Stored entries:
·····
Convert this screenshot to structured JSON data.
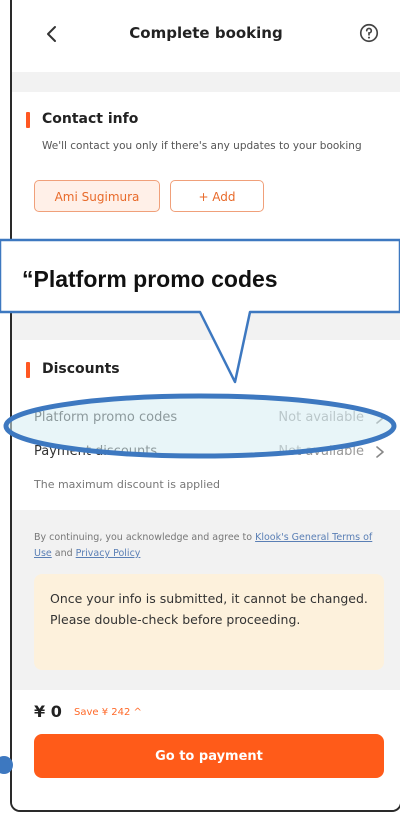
{
  "header": {
    "title": "Complete booking",
    "back_icon": "chevron-left-icon",
    "help_icon": "help-circle-icon"
  },
  "contact": {
    "title": "Contact info",
    "description": "We'll contact you only if there's any updates to your booking",
    "selected_contact": "Ami Sugimura",
    "add_label": "+ Add"
  },
  "callout": {
    "text": "“Platform promo codes"
  },
  "discounts": {
    "title": "Discounts",
    "rows": [
      {
        "label": "Platform promo codes",
        "value": "Not available"
      },
      {
        "label": "Payment discounts",
        "value": "Not available"
      }
    ],
    "note": "The maximum discount is applied"
  },
  "terms": {
    "prefix": "By continuing, you acknowledge and agree to ",
    "link1": "Klook's General Terms of Use",
    "middle": " and ",
    "link2": "Privacy Policy"
  },
  "notice": {
    "text": "Once your info is submitted, it cannot be changed. Please double-check before proceeding."
  },
  "footer": {
    "price": "¥ 0",
    "save": "Save ¥ 242 ^",
    "pay_label": "Go to payment"
  },
  "colors": {
    "accent": "#ff5722",
    "annotation_blue": "#3d78c0",
    "annotation_fill": "#d5edf3"
  }
}
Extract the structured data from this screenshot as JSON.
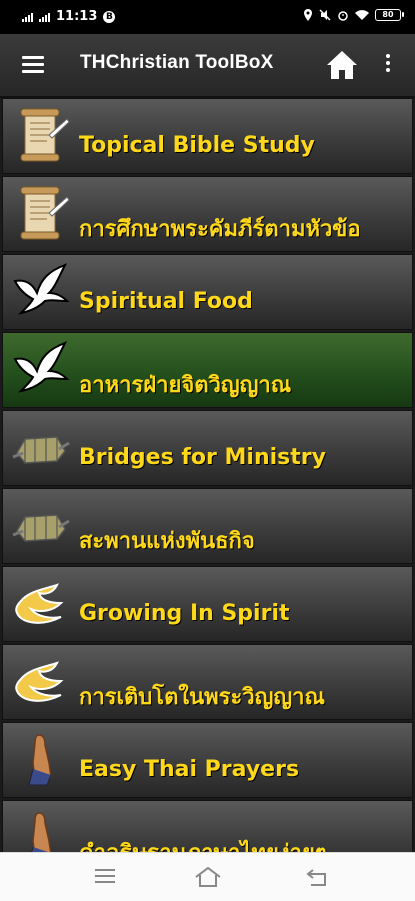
{
  "status_bar": {
    "time": "11:13",
    "battery": "80",
    "b_badge": "B"
  },
  "app_bar": {
    "title": "THChristian ToolBoX"
  },
  "items": [
    {
      "label": "Topical Bible Study",
      "icon": "scroll-icon"
    },
    {
      "label": "การศึกษาพระคัมภีร์ตามหัวข้อ",
      "icon": "scroll-icon"
    },
    {
      "label": "Spiritual Food",
      "icon": "dove-icon"
    },
    {
      "label": "อาหารฝ่ายจิตวิญญาณ",
      "icon": "dove-icon",
      "selected": true
    },
    {
      "label": "Bridges for Ministry",
      "icon": "bridge-icon"
    },
    {
      "label": "สะพานแห่งพันธกิจ",
      "icon": "bridge-icon"
    },
    {
      "label": "Growing In Spirit",
      "icon": "flame-icon"
    },
    {
      "label": "การเติบโตในพระวิญญาณ",
      "icon": "flame-icon"
    },
    {
      "label": "Easy Thai Prayers",
      "icon": "praying-hands-icon"
    },
    {
      "label": "คำอธิษฐานภาษาไทยง่ายๆ",
      "icon": "praying-hands-icon"
    }
  ],
  "colors": {
    "label": "#ffd81a",
    "selected_bg": "#24501d",
    "item_bg": "#3f3f3f"
  }
}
·····
## TASK PROMPT
Copy all the lines of data exactly as they appear, dropping any images.

## WORKED SOLUTION
Convert this screenshot to structured JSON data.
{
  "header": {
    "title": "Complete booking",
    "back_icon": "chevron-left-icon",
    "help_icon": "help-circle-icon"
  },
  "contact": {
    "title": "Contact info",
    "description": "We'll contact you only if there's any updates to your booking",
    "selected_contact": "Ami Sugimura",
    "add_label": "+ Add"
  },
  "callout": {
    "text": "“Platform promo codes"
  },
  "discounts": {
    "title": "Discounts",
    "rows": [
      {
        "label": "Platform promo codes",
        "value": "Not available"
      },
      {
        "label": "Payment discounts",
        "value": "Not available"
      }
    ],
    "note": "The maximum discount is applied"
  },
  "terms": {
    "prefix": "By continuing, you acknowledge and agree to ",
    "link1": "Klook's General Terms of Use",
    "middle": " and ",
    "link2": "Privacy Policy"
  },
  "notice": {
    "text": "Once your info is submitted, it cannot be changed. Please double-check before proceeding."
  },
  "footer": {
    "price": "¥ 0",
    "save": "Save ¥ 242 ^",
    "pay_label": "Go to payment"
  },
  "colors": {
    "accent": "#ff5722",
    "annotation_blue": "#3d78c0",
    "annotation_fill": "#d5edf3"
  }
}
Extract the structured data from this screenshot as JSON.
{
  "status_bar": {
    "time": "11:13",
    "battery": "80",
    "b_badge": "B"
  },
  "app_bar": {
    "title": "THChristian ToolBoX"
  },
  "items": [
    {
      "label": "Topical Bible Study",
      "icon": "scroll-icon"
    },
    {
      "label": "การศึกษาพระคัมภีร์ตามหัวข้อ",
      "icon": "scroll-icon"
    },
    {
      "label": "Spiritual Food",
      "icon": "dove-icon"
    },
    {
      "label": "อาหารฝ่ายจิตวิญญาณ",
      "icon": "dove-icon",
      "selected": true
    },
    {
      "label": "Bridges for Ministry",
      "icon": "bridge-icon"
    },
    {
      "label": "สะพานแห่งพันธกิจ",
      "icon": "bridge-icon"
    },
    {
      "label": "Growing In Spirit",
      "icon": "flame-icon"
    },
    {
      "label": "การเติบโตในพระวิญญาณ",
      "icon": "flame-icon"
    },
    {
      "label": "Easy Thai Prayers",
      "icon": "praying-hands-icon"
    },
    {
      "label": "คำอธิษฐานภาษาไทยง่ายๆ",
      "icon": "praying-hands-icon"
    }
  ],
  "colors": {
    "label": "#ffd81a",
    "selected_bg": "#24501d",
    "item_bg": "#3f3f3f"
  }
}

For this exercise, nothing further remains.